Problem.
Show every line where "name" occurs.

───── Information provided ─────

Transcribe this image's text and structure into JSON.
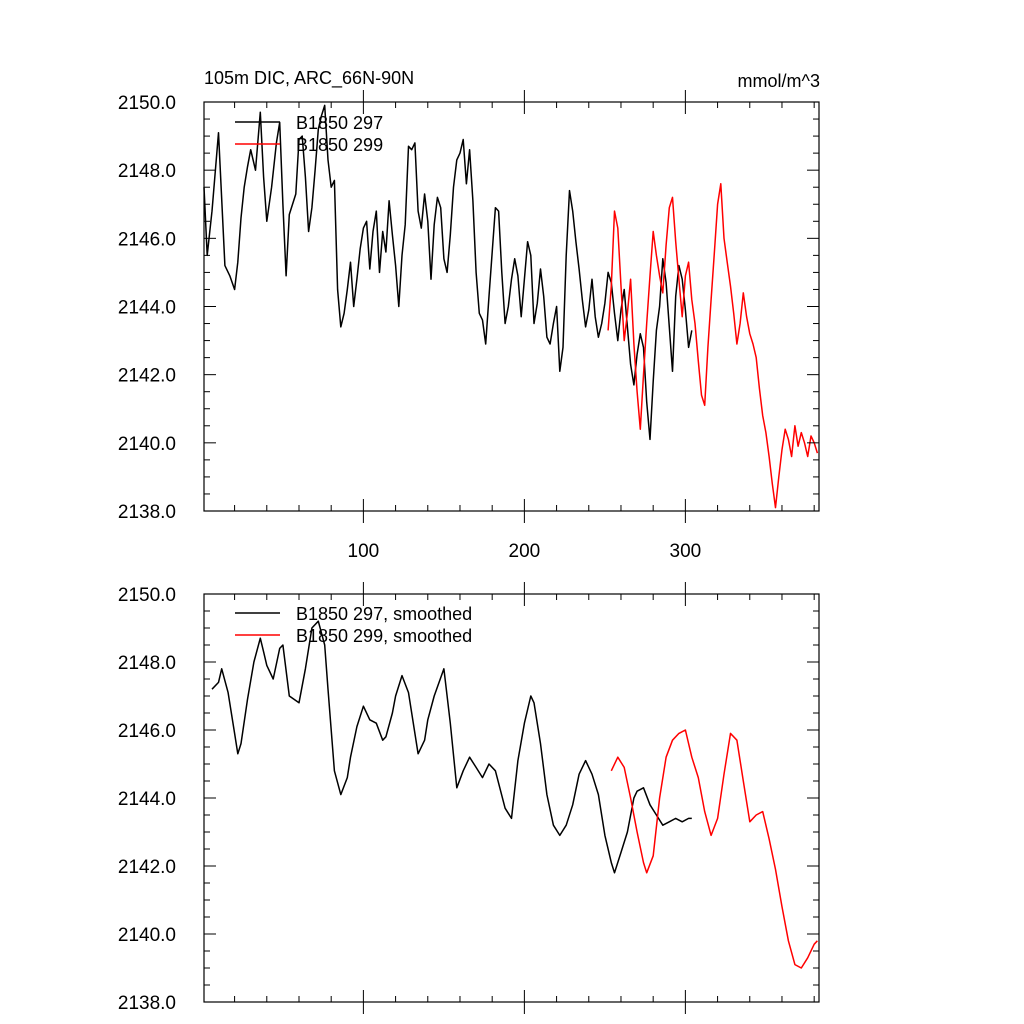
{
  "figure": {
    "title_left": "105m DIC, ARC_66N-90N",
    "title_right": "mmol/m^3"
  },
  "colors": {
    "series_297": "#000000",
    "series_299": "#ff0000",
    "axis": "#000000",
    "background": "#ffffff"
  },
  "chart_data": [
    {
      "type": "line",
      "title": "105m DIC, ARC_66N-90N",
      "units": "mmol/m^3",
      "xlabel": "",
      "ylabel": "",
      "xlim": [
        1,
        383
      ],
      "ylim": [
        2138.0,
        2150.0
      ],
      "x_ticks": [
        100,
        200,
        300
      ],
      "x_tick_labels": [
        "100",
        "200",
        "300"
      ],
      "y_ticks": [
        2138,
        2140,
        2142,
        2144,
        2146,
        2148,
        2150
      ],
      "y_tick_labels": [
        "2138.0",
        "2140.0",
        "2142.0",
        "2144.0",
        "2146.0",
        "2148.0",
        "2150.0"
      ],
      "legend": {
        "location": "top-left",
        "entries": [
          "B1850 297",
          "B1850 299"
        ]
      },
      "series": [
        {
          "name": "B1850 297",
          "color": "#000000",
          "x": [
            1,
            3,
            6,
            10,
            14,
            17,
            20,
            22,
            24,
            26,
            28,
            30,
            33,
            36,
            38,
            40,
            43,
            46,
            48,
            50,
            52,
            54,
            58,
            60,
            62,
            64,
            66,
            68,
            70,
            72,
            74,
            76,
            78,
            80,
            82,
            84,
            86,
            88,
            90,
            92,
            94,
            96,
            98,
            100,
            102,
            104,
            106,
            108,
            110,
            112,
            114,
            116,
            118,
            120,
            122,
            124,
            126,
            128,
            130,
            132,
            134,
            136,
            138,
            140,
            142,
            144,
            146,
            148,
            150,
            152,
            154,
            156,
            158,
            160,
            162,
            164,
            166,
            168,
            170,
            172,
            174,
            176,
            178,
            180,
            182,
            184,
            186,
            188,
            190,
            192,
            194,
            196,
            198,
            200,
            202,
            204,
            206,
            208,
            210,
            212,
            214,
            216,
            218,
            220,
            222,
            224,
            226,
            228,
            230,
            232,
            234,
            236,
            238,
            240,
            242,
            244,
            246,
            248,
            250,
            252,
            254,
            256,
            258,
            260,
            262,
            264,
            266,
            268,
            270,
            272,
            274,
            276,
            278,
            280,
            282,
            284,
            286,
            288,
            290,
            292,
            294,
            296,
            298,
            300,
            302,
            304
          ],
          "values": [
            2147.5,
            2145.5,
            2146.8,
            2149.1,
            2145.2,
            2144.9,
            2144.5,
            2145.3,
            2146.6,
            2147.5,
            2148.1,
            2148.6,
            2148.0,
            2149.7,
            2147.8,
            2146.5,
            2147.5,
            2148.8,
            2149.4,
            2147.0,
            2144.9,
            2146.7,
            2147.3,
            2148.9,
            2149.0,
            2147.8,
            2146.2,
            2146.9,
            2148.0,
            2149.2,
            2149.6,
            2149.9,
            2148.3,
            2147.5,
            2147.7,
            2144.5,
            2143.4,
            2143.8,
            2144.5,
            2145.3,
            2144.0,
            2144.8,
            2145.7,
            2146.3,
            2146.5,
            2145.1,
            2146.2,
            2146.8,
            2145.0,
            2146.2,
            2145.6,
            2147.1,
            2146.1,
            2145.2,
            2144.0,
            2145.5,
            2146.4,
            2148.7,
            2148.6,
            2148.8,
            2146.8,
            2146.3,
            2147.3,
            2146.5,
            2144.8,
            2146.4,
            2147.2,
            2146.9,
            2145.4,
            2145.0,
            2146.1,
            2147.5,
            2148.3,
            2148.5,
            2148.9,
            2147.6,
            2148.6,
            2147.1,
            2145.0,
            2143.8,
            2143.6,
            2142.9,
            2144.3,
            2145.6,
            2146.9,
            2146.8,
            2145.0,
            2143.5,
            2144.0,
            2144.8,
            2145.4,
            2144.9,
            2143.7,
            2144.8,
            2145.9,
            2145.5,
            2143.5,
            2144.1,
            2145.1,
            2144.3,
            2143.1,
            2142.9,
            2143.5,
            2144.0,
            2142.1,
            2142.8,
            2145.5,
            2147.4,
            2146.8,
            2145.9,
            2145.1,
            2144.2,
            2143.4,
            2143.9,
            2144.8,
            2143.7,
            2143.1,
            2143.5,
            2144.1,
            2145.0,
            2144.7,
            2143.8,
            2143.0,
            2143.9,
            2144.5,
            2143.4,
            2142.3,
            2141.7,
            2142.6,
            2143.2,
            2142.8,
            2141.2,
            2140.1,
            2141.8,
            2143.3,
            2144.0,
            2145.4,
            2144.7,
            2143.4,
            2142.1,
            2144.3,
            2145.2,
            2144.8,
            2143.9,
            2142.8,
            2143.3
          ]
        },
        {
          "name": "B1850 299",
          "color": "#ff0000",
          "x": [
            252,
            254,
            256,
            258,
            260,
            262,
            264,
            266,
            268,
            270,
            272,
            274,
            276,
            278,
            280,
            282,
            284,
            286,
            288,
            290,
            292,
            294,
            296,
            298,
            300,
            302,
            304,
            306,
            308,
            310,
            312,
            314,
            316,
            318,
            320,
            322,
            324,
            326,
            328,
            330,
            332,
            334,
            336,
            338,
            340,
            342,
            344,
            346,
            348,
            350,
            352,
            354,
            356,
            358,
            360,
            362,
            364,
            366,
            368,
            370,
            372,
            374,
            376,
            378,
            380,
            382
          ],
          "values": [
            2143.3,
            2144.6,
            2146.8,
            2146.3,
            2144.6,
            2143.0,
            2143.8,
            2144.8,
            2142.9,
            2141.5,
            2140.4,
            2142.0,
            2143.5,
            2144.9,
            2146.2,
            2145.5,
            2144.9,
            2144.4,
            2145.8,
            2146.9,
            2147.2,
            2145.9,
            2144.8,
            2143.7,
            2144.9,
            2145.3,
            2144.2,
            2143.5,
            2142.4,
            2141.4,
            2141.1,
            2142.8,
            2144.2,
            2145.6,
            2147.0,
            2147.6,
            2146.0,
            2145.3,
            2144.6,
            2143.8,
            2142.9,
            2143.5,
            2144.4,
            2143.7,
            2143.2,
            2142.9,
            2142.5,
            2141.6,
            2140.8,
            2140.3,
            2139.6,
            2138.8,
            2138.1,
            2139.0,
            2139.8,
            2140.4,
            2140.1,
            2139.6,
            2140.5,
            2139.9,
            2140.3,
            2140.0,
            2139.6,
            2140.2,
            2140.0,
            2139.7
          ]
        }
      ]
    },
    {
      "type": "line",
      "title": "",
      "xlabel": "",
      "ylabel": "",
      "xlim": [
        1,
        383
      ],
      "ylim": [
        2138.0,
        2150.0
      ],
      "x_ticks": [
        100,
        200,
        300
      ],
      "y_ticks": [
        2138,
        2140,
        2142,
        2144,
        2146,
        2148,
        2150
      ],
      "y_tick_labels": [
        "2138.0",
        "2140.0",
        "2142.0",
        "2144.0",
        "2146.0",
        "2148.0",
        "2150.0"
      ],
      "legend": {
        "location": "top-left",
        "entries": [
          "B1850 297, smoothed",
          "B1850 299, smoothed"
        ]
      },
      "series": [
        {
          "name": "B1850 297, smoothed",
          "color": "#000000",
          "x": [
            6,
            10,
            12,
            16,
            20,
            22,
            24,
            28,
            32,
            36,
            38,
            40,
            44,
            48,
            50,
            54,
            60,
            64,
            68,
            72,
            76,
            78,
            82,
            86,
            90,
            92,
            96,
            100,
            104,
            108,
            112,
            114,
            118,
            120,
            124,
            128,
            134,
            138,
            140,
            144,
            150,
            154,
            158,
            162,
            166,
            170,
            174,
            178,
            182,
            188,
            192,
            196,
            200,
            204,
            206,
            210,
            214,
            218,
            222,
            226,
            230,
            234,
            238,
            242,
            246,
            250,
            254,
            256,
            260,
            264,
            268,
            270,
            274,
            278,
            282,
            286,
            290,
            294,
            298,
            302,
            304
          ],
          "values": [
            2147.2,
            2147.4,
            2147.8,
            2147.1,
            2145.9,
            2145.3,
            2145.6,
            2146.9,
            2148.0,
            2148.7,
            2148.3,
            2147.9,
            2147.5,
            2148.4,
            2148.5,
            2147.0,
            2146.8,
            2147.8,
            2149.0,
            2149.2,
            2148.5,
            2147.2,
            2144.8,
            2144.1,
            2144.6,
            2145.2,
            2146.1,
            2146.7,
            2146.3,
            2146.2,
            2145.7,
            2145.8,
            2146.5,
            2147.0,
            2147.6,
            2147.1,
            2145.3,
            2145.7,
            2146.3,
            2147.0,
            2147.8,
            2146.2,
            2144.3,
            2144.8,
            2145.2,
            2144.9,
            2144.6,
            2145.0,
            2144.8,
            2143.7,
            2143.4,
            2145.1,
            2146.2,
            2147.0,
            2146.8,
            2145.6,
            2144.1,
            2143.2,
            2142.9,
            2143.2,
            2143.8,
            2144.7,
            2145.1,
            2144.7,
            2144.1,
            2142.9,
            2142.1,
            2141.8,
            2142.4,
            2143.0,
            2144.0,
            2144.2,
            2144.3,
            2143.8,
            2143.5,
            2143.2,
            2143.3,
            2143.4,
            2143.3,
            2143.4,
            2143.4
          ]
        },
        {
          "name": "B1850 299, smoothed",
          "color": "#ff0000",
          "x": [
            254,
            258,
            262,
            266,
            270,
            274,
            276,
            280,
            284,
            288,
            292,
            296,
            300,
            304,
            308,
            312,
            316,
            320,
            324,
            328,
            332,
            336,
            340,
            344,
            348,
            352,
            356,
            360,
            364,
            368,
            372,
            376,
            380,
            382
          ],
          "values": [
            2144.8,
            2145.2,
            2144.9,
            2144.0,
            2143.0,
            2142.1,
            2141.8,
            2142.3,
            2144.0,
            2145.2,
            2145.7,
            2145.9,
            2146.0,
            2145.2,
            2144.6,
            2143.6,
            2142.9,
            2143.4,
            2144.7,
            2145.9,
            2145.7,
            2144.5,
            2143.3,
            2143.5,
            2143.6,
            2142.8,
            2141.9,
            2140.8,
            2139.8,
            2139.1,
            2139.0,
            2139.3,
            2139.7,
            2139.8
          ]
        }
      ]
    }
  ]
}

─────

Exercise output.
          "name": "B1850 297",
          "name": "B1850 299",
          "name": "B1850 297, smoothed",
          "name": "B1850 299, smoothed",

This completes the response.